— begin INPUT MATERIAL —
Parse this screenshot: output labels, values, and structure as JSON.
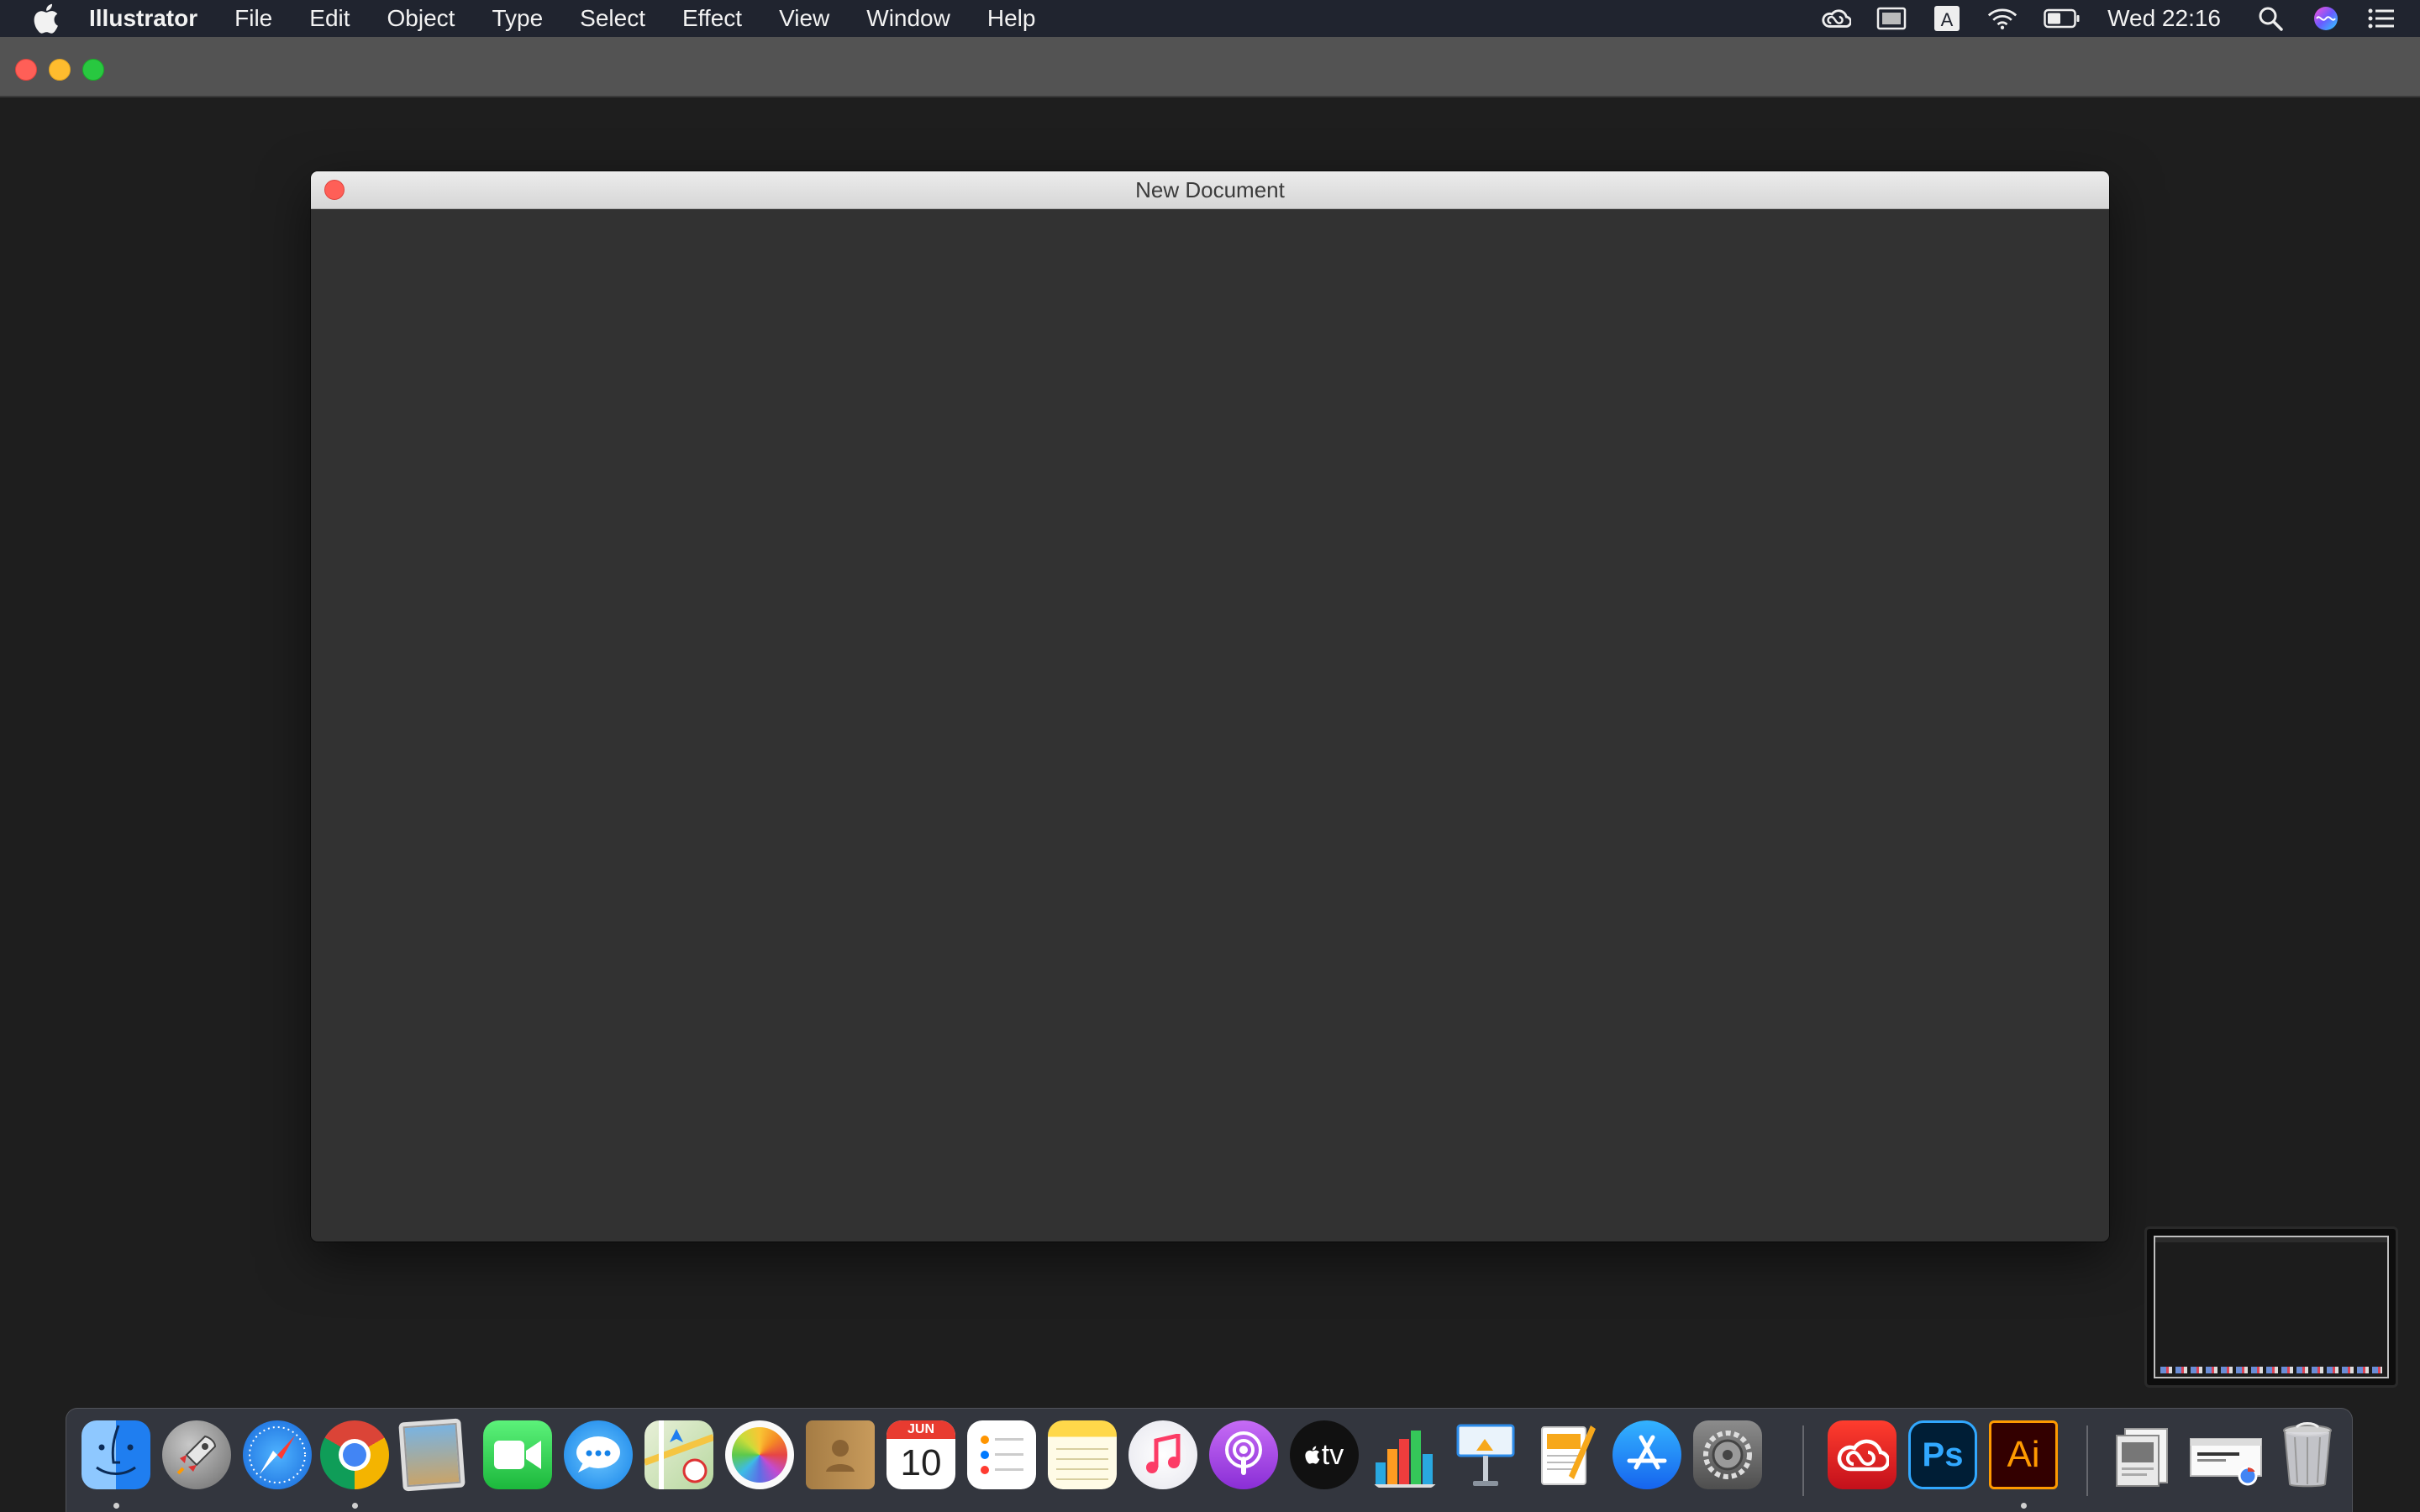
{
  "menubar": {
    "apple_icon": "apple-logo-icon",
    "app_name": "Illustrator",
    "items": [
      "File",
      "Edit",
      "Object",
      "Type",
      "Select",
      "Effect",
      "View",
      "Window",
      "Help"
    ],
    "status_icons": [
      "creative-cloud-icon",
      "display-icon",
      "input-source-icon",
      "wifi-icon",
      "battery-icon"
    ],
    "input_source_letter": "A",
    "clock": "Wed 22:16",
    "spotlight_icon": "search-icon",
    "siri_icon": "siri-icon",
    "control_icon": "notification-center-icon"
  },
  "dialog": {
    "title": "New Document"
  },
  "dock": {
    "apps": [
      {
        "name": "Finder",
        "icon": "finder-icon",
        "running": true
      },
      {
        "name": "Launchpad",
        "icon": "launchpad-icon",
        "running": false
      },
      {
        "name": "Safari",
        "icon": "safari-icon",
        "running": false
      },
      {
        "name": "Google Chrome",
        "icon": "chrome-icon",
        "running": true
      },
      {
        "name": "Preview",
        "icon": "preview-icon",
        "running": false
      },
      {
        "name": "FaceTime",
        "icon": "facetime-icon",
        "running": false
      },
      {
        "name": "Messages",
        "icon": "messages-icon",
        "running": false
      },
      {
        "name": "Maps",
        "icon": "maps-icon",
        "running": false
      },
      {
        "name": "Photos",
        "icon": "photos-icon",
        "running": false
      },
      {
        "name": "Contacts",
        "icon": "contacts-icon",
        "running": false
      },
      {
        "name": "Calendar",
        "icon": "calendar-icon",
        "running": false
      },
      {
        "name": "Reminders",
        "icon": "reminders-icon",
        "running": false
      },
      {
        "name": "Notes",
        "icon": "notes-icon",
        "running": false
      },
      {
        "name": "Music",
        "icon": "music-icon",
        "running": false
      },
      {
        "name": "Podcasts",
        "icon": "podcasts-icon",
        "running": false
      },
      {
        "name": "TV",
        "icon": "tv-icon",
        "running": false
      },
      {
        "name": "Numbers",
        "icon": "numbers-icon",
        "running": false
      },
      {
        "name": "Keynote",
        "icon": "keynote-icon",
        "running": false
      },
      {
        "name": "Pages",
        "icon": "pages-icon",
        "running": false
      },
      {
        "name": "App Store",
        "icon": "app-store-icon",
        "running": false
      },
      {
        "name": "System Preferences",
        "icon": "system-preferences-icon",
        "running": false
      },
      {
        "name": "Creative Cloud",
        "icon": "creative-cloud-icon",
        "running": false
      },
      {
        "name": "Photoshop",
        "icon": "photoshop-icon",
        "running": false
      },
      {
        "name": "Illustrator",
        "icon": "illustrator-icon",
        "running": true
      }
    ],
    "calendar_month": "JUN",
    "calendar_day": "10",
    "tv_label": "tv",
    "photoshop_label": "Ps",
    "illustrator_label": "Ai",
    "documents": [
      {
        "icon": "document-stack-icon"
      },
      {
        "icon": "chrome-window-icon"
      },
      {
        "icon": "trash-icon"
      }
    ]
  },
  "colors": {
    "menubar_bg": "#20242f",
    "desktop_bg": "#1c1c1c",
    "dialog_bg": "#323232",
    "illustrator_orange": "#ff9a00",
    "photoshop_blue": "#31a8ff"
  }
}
— end INPUT MATERIAL —
— begin INPUT MATERIAL —
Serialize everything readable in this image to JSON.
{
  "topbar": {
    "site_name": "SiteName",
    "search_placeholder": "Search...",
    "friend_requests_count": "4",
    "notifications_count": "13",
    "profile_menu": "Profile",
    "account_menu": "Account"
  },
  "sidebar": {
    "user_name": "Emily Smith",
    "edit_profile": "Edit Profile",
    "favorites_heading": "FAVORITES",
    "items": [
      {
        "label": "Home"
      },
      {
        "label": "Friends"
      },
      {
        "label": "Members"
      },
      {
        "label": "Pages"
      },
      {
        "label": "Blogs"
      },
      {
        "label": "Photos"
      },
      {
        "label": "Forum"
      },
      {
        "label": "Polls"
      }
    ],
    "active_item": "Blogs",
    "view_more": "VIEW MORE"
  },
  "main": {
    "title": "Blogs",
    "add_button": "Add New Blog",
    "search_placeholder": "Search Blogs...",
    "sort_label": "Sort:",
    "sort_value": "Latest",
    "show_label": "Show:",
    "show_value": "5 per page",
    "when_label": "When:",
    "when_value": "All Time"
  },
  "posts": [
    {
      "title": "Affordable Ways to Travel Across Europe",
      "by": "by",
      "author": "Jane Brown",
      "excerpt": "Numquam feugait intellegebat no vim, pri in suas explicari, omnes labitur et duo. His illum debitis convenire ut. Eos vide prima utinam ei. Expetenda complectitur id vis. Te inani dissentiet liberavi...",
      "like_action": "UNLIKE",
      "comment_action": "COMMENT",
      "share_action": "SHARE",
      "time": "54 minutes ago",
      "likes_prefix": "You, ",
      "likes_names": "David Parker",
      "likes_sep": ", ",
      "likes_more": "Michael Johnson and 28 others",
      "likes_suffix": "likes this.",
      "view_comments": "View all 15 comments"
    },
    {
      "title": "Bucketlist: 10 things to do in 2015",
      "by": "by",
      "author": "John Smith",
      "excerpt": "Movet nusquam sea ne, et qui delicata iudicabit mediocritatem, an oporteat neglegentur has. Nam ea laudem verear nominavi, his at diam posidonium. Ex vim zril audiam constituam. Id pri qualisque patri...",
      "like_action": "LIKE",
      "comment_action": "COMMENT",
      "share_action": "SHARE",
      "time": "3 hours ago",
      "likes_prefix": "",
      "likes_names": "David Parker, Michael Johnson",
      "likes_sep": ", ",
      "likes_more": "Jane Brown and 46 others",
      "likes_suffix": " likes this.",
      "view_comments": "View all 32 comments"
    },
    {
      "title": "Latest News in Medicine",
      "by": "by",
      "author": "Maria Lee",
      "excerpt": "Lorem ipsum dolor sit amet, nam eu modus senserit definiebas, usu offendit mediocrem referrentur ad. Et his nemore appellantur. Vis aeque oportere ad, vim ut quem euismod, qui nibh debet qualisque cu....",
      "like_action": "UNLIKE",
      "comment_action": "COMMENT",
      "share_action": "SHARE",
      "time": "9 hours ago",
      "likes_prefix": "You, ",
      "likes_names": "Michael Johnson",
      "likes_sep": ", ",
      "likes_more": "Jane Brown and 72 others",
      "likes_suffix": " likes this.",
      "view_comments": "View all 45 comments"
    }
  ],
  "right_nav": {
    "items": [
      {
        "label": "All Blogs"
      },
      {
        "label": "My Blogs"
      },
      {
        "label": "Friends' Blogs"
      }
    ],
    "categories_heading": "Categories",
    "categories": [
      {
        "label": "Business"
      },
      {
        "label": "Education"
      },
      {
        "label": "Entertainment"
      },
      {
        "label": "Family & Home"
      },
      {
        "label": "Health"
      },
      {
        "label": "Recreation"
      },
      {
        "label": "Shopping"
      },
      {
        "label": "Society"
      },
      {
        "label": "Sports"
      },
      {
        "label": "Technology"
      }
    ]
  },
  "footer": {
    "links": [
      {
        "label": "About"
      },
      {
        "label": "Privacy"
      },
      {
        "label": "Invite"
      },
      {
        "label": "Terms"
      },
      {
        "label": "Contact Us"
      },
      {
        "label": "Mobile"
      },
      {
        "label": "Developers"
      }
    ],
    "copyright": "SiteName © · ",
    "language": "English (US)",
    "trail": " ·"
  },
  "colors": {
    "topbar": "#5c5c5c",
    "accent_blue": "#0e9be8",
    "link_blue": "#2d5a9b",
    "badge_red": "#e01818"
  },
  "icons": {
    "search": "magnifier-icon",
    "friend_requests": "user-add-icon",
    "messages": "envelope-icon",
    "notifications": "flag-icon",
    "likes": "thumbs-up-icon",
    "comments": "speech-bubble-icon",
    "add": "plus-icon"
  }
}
— end INPUT MATERIAL —
* TASK REQUIREMENTS: From the listing, copy every line where the string "Michael" appears.

* FINISHED TASK:
      "likes_more": "Michael Johnson and 28 others",
      "likes_names": "David Parker, Michael Johnson",
      "likes_names": "Michael Johnson",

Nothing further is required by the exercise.